======== Entries provided

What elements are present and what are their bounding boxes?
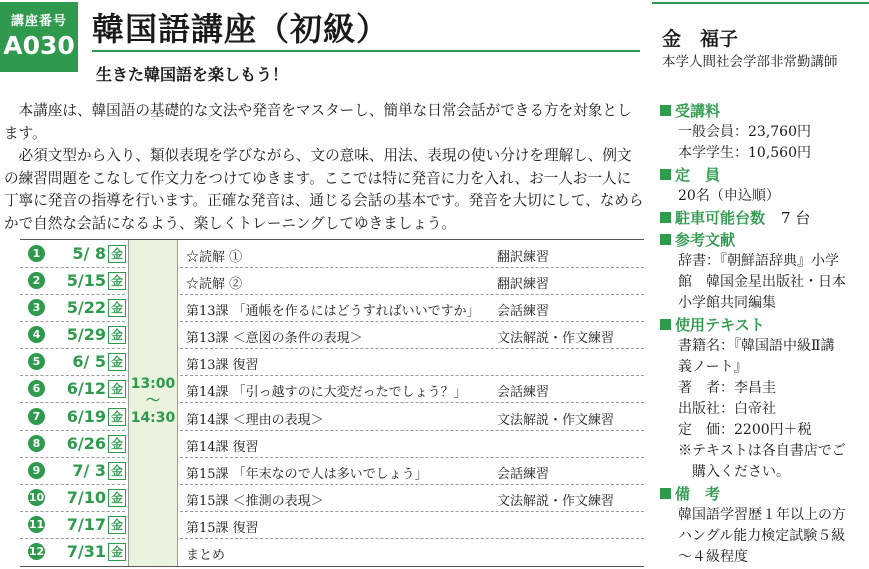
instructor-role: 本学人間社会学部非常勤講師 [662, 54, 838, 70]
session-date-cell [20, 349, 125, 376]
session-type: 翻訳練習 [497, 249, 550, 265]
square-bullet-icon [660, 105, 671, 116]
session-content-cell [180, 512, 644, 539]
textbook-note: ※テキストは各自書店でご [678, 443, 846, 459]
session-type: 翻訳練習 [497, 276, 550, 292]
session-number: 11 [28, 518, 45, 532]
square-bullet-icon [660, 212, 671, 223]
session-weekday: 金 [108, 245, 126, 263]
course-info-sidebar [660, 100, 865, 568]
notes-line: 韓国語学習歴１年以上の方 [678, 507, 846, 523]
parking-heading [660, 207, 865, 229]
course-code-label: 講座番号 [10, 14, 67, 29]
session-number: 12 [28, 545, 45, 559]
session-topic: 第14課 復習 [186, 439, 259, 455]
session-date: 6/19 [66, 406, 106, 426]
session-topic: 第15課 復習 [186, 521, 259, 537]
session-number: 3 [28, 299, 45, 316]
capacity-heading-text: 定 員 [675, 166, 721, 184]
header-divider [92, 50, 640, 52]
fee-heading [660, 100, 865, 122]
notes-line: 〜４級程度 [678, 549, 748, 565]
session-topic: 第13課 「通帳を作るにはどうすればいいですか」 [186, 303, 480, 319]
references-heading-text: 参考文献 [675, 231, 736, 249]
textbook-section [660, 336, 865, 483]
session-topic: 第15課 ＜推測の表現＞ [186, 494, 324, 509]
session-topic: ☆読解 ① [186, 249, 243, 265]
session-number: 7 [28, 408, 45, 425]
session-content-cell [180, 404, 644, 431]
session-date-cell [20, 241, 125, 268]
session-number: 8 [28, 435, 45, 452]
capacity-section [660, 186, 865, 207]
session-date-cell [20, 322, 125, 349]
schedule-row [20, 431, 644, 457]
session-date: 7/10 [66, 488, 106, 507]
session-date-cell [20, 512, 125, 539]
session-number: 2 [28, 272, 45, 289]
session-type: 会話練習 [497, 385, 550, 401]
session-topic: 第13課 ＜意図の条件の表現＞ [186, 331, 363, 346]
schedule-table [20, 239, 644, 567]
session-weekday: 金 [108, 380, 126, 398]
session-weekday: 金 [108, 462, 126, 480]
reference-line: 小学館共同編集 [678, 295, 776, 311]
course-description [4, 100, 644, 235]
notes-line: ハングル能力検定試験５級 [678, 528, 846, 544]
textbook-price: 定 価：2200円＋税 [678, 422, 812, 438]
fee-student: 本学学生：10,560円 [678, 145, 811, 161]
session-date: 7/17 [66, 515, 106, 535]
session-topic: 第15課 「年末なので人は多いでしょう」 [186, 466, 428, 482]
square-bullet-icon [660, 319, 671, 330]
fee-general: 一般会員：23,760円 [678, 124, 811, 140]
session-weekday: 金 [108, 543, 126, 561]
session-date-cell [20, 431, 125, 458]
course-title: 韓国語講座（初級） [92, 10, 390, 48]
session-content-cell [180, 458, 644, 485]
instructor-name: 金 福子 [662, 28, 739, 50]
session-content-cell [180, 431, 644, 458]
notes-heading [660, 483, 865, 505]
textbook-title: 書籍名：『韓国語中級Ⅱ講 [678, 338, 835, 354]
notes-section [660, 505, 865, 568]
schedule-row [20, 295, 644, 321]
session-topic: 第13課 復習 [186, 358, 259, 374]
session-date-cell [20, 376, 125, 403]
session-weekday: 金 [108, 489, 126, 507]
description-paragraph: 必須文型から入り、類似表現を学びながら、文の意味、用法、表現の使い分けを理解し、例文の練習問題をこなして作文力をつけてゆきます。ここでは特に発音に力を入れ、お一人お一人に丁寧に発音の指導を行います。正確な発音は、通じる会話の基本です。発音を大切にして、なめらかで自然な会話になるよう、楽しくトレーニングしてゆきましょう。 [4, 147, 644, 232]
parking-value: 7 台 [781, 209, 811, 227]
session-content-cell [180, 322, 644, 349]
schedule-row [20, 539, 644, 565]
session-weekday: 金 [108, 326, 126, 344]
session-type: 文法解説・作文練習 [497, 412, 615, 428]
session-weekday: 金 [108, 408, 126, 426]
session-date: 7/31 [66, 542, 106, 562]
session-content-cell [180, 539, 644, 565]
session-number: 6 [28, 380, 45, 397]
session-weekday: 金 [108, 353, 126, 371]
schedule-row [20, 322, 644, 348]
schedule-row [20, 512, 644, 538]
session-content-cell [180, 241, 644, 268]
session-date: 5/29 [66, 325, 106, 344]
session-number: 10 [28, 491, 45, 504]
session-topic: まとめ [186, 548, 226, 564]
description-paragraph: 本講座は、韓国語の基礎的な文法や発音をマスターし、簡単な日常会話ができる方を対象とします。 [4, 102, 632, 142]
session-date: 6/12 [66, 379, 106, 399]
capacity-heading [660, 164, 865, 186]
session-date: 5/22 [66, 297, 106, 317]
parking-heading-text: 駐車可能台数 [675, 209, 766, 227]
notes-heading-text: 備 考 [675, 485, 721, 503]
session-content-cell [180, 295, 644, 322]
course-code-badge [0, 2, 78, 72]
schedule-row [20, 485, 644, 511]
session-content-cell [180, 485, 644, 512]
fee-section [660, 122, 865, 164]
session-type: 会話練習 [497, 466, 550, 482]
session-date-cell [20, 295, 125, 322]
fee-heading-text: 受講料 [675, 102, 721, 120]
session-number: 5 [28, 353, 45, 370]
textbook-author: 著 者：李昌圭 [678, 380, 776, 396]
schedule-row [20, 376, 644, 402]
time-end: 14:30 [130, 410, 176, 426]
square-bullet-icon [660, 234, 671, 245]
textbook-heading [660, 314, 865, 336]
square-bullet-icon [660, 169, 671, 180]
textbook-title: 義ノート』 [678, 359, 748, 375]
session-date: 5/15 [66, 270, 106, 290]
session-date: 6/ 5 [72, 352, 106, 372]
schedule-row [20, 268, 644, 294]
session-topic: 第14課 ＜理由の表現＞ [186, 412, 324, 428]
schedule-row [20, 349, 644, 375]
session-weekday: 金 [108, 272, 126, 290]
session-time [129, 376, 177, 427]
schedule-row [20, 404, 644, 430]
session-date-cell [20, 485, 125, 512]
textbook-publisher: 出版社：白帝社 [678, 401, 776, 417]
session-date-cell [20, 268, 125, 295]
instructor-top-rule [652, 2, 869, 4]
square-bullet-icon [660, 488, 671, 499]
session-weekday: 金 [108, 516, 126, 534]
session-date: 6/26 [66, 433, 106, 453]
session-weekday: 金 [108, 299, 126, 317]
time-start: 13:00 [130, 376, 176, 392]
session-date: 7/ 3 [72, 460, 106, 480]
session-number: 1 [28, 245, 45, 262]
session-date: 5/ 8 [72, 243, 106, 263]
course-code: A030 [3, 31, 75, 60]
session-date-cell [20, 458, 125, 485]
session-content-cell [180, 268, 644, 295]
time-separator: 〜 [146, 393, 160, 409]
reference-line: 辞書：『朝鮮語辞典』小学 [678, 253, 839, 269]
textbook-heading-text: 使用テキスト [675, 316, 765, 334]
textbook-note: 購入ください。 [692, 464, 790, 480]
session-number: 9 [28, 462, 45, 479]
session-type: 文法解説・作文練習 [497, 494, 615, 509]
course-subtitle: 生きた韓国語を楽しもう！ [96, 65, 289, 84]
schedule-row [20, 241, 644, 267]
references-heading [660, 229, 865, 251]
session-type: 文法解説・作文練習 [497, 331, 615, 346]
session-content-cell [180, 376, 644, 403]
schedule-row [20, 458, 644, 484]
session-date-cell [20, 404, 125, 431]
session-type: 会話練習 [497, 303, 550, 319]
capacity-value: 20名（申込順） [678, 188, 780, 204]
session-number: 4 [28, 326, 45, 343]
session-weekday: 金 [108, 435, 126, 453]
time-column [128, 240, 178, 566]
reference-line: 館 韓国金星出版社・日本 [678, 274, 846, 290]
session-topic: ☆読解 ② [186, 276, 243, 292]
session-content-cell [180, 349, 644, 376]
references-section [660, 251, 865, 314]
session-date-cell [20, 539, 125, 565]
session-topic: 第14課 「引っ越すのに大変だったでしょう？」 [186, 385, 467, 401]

================

> Task goal: Print the stretch of the entries from the line containing "instructor-role: 本学人間社会学部非常勤講師 [662, 54, 838, 70]" through the line containing "session-number: 11 [28, 518, 45, 532]", both included, exactly as they appear.

> Complete response:
instructor-role: 本学人間社会学部非常勤講師 [662, 54, 838, 70]
session-date-cell [20, 349, 125, 376]
session-type: 翻訳練習 [497, 249, 550, 265]
square-bullet-icon [660, 105, 671, 116]
session-content-cell [180, 512, 644, 539]
textbook-note: ※テキストは各自書店でご [678, 443, 846, 459]
session-type: 翻訳練習 [497, 276, 550, 292]
session-number: 11 [28, 518, 45, 532]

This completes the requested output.